• PROBLEM TO SOLVE: The answer should be a single number: how many lines of the entries below hold the word "putem".

• MATERIAL TO PROCESS:
• • • •
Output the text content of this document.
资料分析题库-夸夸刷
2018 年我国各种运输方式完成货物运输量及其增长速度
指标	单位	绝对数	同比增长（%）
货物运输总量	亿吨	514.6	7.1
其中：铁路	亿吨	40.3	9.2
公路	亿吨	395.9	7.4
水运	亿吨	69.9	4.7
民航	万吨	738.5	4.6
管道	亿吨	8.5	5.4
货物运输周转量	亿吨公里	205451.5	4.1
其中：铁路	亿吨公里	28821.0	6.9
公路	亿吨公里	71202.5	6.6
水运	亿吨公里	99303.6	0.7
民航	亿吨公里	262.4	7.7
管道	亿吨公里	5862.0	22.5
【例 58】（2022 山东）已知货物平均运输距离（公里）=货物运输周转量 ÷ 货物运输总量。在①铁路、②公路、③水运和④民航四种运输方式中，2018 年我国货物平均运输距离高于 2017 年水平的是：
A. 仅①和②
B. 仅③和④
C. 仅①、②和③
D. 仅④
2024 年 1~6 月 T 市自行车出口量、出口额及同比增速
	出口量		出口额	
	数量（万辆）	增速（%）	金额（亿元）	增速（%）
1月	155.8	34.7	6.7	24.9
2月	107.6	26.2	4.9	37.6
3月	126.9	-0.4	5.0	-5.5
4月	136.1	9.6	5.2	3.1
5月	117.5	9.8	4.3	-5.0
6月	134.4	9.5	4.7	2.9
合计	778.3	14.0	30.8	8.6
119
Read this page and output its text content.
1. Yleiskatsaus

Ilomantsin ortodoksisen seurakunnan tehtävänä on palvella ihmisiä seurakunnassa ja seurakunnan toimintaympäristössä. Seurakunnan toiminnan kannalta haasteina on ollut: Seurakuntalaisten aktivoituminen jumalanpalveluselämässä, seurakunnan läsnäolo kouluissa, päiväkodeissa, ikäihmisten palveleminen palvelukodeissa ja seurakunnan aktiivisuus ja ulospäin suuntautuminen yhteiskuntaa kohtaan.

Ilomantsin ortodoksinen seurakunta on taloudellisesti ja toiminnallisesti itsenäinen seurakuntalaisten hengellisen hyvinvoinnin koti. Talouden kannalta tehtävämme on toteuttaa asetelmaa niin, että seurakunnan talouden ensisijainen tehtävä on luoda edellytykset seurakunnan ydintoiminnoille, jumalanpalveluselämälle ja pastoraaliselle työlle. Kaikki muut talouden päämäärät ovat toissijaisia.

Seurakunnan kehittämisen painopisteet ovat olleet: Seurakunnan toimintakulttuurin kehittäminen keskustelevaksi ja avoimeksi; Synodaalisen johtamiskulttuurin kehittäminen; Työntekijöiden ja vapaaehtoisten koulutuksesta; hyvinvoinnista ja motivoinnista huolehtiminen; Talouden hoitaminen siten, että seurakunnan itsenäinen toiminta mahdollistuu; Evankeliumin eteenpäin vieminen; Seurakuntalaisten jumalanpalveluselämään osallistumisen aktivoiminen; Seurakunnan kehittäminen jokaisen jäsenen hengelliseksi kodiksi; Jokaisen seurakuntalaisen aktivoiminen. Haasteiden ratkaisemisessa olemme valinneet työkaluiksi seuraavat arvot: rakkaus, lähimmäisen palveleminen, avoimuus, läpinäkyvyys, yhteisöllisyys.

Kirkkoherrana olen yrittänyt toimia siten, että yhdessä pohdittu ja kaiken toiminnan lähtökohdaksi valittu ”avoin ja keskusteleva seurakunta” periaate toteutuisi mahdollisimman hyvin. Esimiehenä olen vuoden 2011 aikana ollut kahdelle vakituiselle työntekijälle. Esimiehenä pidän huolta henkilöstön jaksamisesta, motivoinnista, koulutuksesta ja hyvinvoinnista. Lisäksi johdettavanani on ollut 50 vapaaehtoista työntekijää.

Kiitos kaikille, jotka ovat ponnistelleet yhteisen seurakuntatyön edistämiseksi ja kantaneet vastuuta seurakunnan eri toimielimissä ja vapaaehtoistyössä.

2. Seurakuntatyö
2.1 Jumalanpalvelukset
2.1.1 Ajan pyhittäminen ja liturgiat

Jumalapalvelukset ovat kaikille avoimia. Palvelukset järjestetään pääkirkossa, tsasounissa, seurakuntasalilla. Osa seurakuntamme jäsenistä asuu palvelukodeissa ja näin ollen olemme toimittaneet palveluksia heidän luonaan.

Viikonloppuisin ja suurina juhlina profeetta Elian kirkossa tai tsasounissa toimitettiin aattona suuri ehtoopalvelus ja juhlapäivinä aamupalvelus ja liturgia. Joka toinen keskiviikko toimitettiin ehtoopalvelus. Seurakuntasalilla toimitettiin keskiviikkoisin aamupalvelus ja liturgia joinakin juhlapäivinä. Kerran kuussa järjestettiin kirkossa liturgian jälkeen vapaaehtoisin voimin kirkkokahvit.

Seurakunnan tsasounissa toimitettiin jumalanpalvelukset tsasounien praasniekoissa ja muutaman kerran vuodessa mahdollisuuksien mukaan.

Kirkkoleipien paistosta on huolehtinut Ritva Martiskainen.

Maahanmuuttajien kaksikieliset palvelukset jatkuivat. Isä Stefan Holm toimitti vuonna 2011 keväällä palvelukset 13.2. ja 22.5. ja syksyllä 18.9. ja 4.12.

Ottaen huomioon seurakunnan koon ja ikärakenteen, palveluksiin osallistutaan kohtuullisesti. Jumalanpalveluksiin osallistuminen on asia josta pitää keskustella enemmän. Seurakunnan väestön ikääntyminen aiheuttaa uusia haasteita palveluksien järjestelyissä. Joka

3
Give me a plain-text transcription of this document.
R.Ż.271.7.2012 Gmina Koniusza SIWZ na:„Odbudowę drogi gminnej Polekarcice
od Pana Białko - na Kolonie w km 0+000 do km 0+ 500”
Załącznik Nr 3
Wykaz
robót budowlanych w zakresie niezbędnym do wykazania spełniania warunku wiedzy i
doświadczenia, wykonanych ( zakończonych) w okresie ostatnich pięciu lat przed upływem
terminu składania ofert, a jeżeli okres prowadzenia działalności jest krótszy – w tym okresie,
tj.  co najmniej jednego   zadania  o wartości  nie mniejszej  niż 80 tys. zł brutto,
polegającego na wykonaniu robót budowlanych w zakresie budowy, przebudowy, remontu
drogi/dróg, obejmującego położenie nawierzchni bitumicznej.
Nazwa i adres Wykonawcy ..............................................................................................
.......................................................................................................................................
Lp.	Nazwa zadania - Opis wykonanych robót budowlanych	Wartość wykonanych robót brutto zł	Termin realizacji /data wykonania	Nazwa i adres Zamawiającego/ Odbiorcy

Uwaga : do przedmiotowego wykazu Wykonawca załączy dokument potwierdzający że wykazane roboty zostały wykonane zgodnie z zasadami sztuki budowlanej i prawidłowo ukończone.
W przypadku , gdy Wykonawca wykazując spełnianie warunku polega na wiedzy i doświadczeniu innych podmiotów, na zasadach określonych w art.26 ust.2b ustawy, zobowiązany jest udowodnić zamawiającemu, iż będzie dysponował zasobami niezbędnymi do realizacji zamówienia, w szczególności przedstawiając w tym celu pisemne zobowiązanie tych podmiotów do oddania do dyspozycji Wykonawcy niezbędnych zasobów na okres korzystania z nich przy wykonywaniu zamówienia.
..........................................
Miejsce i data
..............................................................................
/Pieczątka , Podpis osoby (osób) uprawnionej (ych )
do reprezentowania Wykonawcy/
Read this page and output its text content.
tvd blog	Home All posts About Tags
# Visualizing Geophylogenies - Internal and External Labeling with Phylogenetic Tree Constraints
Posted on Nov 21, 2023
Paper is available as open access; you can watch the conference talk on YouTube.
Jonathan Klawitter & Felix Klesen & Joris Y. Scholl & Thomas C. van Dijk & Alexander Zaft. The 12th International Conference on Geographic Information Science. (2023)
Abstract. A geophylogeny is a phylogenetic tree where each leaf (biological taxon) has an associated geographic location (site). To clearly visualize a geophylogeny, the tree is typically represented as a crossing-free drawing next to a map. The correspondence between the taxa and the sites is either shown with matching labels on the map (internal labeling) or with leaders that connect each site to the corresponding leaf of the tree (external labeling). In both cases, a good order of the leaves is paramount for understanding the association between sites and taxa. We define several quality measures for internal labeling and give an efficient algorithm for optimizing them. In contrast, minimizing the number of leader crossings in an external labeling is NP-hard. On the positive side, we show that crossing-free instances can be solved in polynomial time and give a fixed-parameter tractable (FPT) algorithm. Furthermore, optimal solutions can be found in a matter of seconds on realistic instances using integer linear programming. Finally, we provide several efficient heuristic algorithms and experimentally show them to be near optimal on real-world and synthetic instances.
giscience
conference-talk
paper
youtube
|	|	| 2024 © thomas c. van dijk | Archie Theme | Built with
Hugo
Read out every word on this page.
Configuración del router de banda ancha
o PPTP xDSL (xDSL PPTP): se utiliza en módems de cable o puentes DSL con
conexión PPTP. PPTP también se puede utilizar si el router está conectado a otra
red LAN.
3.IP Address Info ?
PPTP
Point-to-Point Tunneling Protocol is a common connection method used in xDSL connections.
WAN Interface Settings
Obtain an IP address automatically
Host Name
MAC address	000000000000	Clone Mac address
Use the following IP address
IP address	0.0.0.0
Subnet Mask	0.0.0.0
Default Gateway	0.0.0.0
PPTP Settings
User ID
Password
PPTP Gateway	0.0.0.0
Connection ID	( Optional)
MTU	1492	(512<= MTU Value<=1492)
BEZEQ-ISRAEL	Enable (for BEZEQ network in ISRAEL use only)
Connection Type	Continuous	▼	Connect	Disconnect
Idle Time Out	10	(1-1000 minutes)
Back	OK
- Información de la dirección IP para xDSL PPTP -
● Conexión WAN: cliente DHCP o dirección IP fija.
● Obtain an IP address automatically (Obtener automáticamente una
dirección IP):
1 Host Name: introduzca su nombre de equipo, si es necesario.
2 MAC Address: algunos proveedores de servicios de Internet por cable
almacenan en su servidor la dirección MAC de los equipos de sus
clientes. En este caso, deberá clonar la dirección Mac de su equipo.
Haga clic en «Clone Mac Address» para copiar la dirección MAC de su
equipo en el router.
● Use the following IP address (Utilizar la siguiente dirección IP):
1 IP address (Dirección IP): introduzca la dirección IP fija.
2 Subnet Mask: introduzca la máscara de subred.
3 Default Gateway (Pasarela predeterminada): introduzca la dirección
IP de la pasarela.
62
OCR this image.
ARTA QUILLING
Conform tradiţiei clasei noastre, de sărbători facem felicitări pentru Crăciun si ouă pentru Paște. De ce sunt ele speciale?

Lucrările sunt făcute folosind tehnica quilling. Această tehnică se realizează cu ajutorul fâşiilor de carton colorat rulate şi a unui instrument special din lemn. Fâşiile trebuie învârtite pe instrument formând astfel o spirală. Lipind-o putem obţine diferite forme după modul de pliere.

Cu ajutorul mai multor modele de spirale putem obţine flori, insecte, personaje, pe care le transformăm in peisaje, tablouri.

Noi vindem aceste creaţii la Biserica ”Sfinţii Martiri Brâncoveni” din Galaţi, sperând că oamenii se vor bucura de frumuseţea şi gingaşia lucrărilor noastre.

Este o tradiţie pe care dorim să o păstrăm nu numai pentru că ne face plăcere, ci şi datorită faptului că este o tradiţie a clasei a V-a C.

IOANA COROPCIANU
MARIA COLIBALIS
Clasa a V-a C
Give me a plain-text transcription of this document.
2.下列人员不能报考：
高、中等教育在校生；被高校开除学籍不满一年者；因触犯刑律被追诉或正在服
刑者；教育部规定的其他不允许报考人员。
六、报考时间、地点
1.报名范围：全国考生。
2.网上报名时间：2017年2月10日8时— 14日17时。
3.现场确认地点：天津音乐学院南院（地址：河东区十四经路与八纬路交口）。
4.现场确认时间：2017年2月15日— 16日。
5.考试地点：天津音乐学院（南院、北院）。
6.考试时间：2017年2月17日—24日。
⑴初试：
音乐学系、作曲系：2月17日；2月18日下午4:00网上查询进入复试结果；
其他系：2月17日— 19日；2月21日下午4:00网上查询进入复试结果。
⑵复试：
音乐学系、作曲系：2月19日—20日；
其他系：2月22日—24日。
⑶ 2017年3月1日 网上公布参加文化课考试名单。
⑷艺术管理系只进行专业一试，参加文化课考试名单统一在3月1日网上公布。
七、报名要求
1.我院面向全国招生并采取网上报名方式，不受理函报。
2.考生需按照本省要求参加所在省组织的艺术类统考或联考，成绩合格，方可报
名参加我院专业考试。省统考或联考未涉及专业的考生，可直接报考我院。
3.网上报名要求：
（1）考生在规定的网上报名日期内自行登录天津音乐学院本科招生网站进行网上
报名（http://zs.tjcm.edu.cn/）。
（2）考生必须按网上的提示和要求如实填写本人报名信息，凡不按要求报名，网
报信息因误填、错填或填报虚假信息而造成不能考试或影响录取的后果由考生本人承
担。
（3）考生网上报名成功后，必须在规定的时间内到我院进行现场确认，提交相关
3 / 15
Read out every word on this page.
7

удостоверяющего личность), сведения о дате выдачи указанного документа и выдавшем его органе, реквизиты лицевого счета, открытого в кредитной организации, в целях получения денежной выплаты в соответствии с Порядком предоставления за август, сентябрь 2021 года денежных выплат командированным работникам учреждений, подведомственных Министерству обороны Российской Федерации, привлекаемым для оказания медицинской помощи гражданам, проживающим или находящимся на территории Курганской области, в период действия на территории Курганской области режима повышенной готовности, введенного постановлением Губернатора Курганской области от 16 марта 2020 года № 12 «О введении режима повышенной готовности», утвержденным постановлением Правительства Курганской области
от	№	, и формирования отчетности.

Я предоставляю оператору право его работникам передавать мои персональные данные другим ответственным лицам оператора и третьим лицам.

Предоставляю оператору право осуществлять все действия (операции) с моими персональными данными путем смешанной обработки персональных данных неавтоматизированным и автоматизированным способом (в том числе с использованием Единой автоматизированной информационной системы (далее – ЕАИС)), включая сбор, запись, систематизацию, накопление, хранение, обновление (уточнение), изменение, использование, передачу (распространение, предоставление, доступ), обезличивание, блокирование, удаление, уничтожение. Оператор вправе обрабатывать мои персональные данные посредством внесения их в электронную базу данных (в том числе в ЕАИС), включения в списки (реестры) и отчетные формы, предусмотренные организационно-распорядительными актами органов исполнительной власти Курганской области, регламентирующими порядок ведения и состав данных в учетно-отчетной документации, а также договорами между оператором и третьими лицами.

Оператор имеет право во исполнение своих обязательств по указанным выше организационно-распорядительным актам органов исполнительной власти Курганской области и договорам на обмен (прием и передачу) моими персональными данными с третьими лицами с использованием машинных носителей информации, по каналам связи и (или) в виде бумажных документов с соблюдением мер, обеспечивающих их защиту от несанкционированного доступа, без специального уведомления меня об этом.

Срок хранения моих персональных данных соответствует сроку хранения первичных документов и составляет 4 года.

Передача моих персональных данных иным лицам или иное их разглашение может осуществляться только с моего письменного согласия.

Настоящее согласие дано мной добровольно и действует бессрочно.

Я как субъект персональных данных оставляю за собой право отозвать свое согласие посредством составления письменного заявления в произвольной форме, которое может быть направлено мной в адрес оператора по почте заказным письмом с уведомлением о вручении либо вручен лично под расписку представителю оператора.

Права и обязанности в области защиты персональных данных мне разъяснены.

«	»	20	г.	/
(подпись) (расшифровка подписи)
• • • •
• CORRECT ANSWER: 2